# WHAT TO DO
From the listing below, pull out every line where the string "faut" appears.

# PROVIDED DATA
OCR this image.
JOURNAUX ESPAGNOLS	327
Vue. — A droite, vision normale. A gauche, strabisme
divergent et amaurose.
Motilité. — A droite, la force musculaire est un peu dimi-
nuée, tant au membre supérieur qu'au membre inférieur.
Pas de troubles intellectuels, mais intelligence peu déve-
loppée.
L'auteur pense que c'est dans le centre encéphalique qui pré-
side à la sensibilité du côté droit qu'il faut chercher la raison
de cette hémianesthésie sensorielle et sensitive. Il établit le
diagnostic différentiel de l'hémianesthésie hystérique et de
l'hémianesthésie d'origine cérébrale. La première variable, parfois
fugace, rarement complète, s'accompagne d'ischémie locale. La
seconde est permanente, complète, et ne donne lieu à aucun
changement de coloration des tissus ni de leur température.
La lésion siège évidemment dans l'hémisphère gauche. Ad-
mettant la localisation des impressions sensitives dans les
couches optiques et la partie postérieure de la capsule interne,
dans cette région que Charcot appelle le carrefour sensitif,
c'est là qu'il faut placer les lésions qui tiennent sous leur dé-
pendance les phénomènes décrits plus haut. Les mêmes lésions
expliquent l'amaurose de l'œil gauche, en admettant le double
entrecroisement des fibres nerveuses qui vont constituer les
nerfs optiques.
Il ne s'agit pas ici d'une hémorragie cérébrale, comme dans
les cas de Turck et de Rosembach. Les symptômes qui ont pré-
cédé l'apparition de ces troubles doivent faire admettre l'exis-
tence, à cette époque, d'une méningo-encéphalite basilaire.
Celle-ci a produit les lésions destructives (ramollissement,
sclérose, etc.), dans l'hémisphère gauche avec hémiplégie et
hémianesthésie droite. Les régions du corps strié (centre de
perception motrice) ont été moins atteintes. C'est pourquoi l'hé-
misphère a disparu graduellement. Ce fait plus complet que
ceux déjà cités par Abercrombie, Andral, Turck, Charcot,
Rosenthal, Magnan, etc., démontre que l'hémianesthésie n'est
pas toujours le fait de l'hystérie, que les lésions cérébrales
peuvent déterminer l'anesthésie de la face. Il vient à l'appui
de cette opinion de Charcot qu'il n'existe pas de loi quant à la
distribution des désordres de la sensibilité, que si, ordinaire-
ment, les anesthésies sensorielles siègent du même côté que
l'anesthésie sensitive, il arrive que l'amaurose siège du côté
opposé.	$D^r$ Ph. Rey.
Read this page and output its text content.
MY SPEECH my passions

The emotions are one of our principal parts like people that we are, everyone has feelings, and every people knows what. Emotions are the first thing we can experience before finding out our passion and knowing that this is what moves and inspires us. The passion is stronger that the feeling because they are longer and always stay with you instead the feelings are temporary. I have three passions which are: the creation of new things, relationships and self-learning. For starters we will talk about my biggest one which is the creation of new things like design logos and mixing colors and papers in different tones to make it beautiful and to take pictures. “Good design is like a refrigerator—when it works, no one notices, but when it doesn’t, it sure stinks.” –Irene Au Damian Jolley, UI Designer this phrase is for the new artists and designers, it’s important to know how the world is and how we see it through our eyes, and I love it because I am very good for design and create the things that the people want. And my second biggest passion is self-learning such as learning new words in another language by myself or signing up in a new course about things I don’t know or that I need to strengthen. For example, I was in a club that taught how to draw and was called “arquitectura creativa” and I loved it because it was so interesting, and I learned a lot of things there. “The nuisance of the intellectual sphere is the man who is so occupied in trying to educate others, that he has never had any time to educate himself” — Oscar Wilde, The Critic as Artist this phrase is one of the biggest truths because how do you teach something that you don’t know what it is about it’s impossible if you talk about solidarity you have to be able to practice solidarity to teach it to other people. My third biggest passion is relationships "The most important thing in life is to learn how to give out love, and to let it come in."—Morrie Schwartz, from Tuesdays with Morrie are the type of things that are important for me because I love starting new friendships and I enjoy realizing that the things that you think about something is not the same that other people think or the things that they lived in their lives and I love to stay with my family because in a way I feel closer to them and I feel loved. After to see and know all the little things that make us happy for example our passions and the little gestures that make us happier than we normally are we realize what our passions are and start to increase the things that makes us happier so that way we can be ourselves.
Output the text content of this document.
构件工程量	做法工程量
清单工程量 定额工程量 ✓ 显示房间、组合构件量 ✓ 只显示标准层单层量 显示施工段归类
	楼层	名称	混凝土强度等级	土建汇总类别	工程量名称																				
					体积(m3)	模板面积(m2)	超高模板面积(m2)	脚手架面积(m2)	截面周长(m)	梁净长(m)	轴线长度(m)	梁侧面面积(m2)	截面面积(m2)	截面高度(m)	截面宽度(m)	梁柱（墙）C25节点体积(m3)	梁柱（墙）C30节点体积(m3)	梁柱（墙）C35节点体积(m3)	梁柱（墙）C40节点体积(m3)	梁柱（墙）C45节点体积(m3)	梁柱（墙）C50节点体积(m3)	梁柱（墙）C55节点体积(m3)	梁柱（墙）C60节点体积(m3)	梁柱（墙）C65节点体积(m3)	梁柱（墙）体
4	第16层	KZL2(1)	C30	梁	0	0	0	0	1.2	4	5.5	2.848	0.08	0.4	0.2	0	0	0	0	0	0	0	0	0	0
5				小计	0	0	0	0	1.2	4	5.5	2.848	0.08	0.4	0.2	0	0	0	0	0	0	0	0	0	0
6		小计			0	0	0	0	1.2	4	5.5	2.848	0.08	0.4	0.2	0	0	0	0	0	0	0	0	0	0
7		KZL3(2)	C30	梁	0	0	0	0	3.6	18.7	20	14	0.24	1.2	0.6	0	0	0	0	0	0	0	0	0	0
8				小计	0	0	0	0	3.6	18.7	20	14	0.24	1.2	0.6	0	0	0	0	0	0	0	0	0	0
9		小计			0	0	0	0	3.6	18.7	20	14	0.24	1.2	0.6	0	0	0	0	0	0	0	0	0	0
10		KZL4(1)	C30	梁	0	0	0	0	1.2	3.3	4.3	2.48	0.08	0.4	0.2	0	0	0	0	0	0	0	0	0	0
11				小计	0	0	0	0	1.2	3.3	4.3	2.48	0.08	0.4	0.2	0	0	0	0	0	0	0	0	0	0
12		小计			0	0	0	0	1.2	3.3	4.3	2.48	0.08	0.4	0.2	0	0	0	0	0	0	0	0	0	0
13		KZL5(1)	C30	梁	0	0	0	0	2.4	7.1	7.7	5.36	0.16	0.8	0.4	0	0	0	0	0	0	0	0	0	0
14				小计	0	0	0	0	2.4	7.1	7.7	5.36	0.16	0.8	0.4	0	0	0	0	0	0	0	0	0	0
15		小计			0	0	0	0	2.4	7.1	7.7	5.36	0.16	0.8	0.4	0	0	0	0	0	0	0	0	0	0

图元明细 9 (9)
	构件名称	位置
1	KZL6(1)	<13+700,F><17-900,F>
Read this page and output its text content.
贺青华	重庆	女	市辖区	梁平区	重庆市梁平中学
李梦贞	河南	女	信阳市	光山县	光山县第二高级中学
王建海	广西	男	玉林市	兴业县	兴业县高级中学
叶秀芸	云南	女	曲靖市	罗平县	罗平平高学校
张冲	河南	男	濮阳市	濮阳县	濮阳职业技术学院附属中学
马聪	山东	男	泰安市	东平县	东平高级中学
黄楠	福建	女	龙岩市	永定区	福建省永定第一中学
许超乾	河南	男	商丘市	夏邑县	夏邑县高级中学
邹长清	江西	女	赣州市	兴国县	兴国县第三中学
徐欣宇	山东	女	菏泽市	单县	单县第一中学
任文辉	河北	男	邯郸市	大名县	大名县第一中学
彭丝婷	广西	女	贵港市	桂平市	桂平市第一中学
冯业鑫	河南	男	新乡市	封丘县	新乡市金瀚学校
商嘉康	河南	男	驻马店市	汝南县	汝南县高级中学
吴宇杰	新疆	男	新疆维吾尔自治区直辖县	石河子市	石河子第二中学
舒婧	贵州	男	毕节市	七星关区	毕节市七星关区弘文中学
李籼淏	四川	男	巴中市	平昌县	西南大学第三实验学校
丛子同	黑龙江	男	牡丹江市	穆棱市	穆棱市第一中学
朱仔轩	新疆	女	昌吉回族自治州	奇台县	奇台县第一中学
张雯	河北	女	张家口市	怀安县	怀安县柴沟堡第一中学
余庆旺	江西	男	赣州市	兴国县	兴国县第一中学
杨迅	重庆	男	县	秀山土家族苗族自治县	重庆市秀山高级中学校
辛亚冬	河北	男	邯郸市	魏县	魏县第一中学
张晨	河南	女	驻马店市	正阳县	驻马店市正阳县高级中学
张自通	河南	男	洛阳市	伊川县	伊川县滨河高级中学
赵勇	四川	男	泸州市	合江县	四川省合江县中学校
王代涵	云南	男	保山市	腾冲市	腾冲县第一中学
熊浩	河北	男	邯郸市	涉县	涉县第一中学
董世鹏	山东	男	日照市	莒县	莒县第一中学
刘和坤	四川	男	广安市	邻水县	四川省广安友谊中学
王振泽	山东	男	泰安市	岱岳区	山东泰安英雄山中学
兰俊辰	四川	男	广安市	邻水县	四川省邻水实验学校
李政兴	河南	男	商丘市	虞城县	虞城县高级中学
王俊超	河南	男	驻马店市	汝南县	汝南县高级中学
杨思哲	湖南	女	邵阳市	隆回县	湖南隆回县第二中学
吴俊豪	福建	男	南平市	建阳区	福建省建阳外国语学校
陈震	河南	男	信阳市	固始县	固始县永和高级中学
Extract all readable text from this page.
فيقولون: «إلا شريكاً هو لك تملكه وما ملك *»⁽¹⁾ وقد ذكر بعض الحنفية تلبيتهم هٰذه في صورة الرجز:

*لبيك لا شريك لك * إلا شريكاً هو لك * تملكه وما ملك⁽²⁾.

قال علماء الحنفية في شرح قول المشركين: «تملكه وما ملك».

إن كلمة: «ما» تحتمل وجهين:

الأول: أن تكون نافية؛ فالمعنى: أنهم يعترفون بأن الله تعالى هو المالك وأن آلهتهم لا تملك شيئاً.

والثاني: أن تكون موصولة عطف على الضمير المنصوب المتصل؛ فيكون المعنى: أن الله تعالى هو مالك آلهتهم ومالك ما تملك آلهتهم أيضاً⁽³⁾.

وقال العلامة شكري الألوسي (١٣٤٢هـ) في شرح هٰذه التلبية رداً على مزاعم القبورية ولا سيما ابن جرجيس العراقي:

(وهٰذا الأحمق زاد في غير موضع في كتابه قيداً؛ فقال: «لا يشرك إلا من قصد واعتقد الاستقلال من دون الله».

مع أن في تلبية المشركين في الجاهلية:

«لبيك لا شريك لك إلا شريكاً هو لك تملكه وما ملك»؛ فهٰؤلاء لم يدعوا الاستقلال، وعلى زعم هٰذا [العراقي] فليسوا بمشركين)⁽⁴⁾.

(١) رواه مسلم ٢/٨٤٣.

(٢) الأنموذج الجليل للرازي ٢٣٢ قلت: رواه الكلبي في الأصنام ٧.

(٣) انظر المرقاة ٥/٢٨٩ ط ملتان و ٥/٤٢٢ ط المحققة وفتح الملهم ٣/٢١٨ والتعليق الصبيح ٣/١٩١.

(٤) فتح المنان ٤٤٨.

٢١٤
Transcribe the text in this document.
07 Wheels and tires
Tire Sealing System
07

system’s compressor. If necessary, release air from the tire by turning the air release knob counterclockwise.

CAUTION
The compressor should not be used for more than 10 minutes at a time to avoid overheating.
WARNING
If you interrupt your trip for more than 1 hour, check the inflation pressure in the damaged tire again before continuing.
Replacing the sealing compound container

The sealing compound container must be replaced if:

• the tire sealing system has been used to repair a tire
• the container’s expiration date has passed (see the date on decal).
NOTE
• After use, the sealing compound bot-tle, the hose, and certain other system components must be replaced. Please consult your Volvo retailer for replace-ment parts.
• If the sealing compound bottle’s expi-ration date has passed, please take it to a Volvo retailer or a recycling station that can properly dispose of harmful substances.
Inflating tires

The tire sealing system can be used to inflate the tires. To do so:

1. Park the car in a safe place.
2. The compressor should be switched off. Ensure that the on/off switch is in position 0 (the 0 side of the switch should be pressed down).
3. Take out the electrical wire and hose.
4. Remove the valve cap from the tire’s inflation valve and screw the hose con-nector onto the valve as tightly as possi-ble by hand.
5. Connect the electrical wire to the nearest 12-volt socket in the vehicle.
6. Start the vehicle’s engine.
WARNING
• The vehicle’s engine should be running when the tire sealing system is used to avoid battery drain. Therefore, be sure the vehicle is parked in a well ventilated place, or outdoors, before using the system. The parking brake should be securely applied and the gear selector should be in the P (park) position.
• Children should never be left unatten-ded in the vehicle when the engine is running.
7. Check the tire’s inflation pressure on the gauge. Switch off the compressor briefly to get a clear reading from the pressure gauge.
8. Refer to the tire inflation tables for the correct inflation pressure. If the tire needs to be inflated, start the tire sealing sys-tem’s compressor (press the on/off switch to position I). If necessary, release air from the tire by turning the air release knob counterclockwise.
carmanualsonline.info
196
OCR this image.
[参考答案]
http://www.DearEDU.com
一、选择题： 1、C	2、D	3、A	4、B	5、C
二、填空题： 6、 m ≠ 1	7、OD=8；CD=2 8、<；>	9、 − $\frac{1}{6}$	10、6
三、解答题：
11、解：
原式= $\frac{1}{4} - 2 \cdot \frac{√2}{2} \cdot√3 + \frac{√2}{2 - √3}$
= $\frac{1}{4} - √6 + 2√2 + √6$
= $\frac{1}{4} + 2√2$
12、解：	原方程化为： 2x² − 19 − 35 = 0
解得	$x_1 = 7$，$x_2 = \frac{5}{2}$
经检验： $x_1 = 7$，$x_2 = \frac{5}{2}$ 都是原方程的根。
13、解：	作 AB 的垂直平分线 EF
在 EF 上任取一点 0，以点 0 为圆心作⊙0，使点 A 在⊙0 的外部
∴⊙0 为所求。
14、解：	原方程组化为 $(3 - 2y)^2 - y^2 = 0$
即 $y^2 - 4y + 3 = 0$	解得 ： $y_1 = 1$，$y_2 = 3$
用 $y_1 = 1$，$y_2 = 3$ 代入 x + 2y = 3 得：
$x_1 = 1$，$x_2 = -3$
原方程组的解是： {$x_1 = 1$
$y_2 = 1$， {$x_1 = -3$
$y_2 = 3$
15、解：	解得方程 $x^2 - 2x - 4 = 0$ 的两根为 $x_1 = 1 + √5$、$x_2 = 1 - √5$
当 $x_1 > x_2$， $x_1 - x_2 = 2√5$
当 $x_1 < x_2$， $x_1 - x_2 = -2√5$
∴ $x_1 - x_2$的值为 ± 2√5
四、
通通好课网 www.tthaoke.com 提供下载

# ANSWER BELOW
side à la sensibilité du côté droit qu'il faut chercher la raison
c'est là qu'il faut placer les lésions qui tiennent sous leur dé-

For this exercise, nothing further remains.